>> Begin Dataset extract
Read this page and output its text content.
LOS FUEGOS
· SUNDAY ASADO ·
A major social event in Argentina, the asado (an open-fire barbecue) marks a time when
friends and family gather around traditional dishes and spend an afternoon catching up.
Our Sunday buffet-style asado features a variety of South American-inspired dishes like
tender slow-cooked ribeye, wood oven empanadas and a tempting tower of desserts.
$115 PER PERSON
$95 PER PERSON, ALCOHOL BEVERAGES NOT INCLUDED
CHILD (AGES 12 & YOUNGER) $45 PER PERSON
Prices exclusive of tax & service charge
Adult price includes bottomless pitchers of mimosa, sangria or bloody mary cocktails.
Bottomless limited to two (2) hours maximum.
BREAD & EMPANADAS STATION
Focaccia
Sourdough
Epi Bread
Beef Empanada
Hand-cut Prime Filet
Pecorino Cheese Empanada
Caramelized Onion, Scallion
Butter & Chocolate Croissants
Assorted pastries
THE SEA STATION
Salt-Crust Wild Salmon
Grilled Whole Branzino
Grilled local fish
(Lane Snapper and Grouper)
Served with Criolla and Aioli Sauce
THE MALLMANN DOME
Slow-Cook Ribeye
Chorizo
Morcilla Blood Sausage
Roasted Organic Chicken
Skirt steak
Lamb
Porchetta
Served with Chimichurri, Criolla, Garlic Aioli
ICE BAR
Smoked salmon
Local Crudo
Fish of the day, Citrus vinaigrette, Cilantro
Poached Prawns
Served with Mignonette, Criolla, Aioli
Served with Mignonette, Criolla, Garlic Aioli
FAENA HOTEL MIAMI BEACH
>> End Dataset extract
* _Goal of the exercise_: Copy out every line from the data above that has "Served" in it.

* _The output_:
Served with Criolla and Aioli Sauce
Served with Chimichurri, Criolla, Garlic Aioli
Served with Mignonette, Criolla, Aioli
Served with Mignonette, Criolla, Garlic Aioli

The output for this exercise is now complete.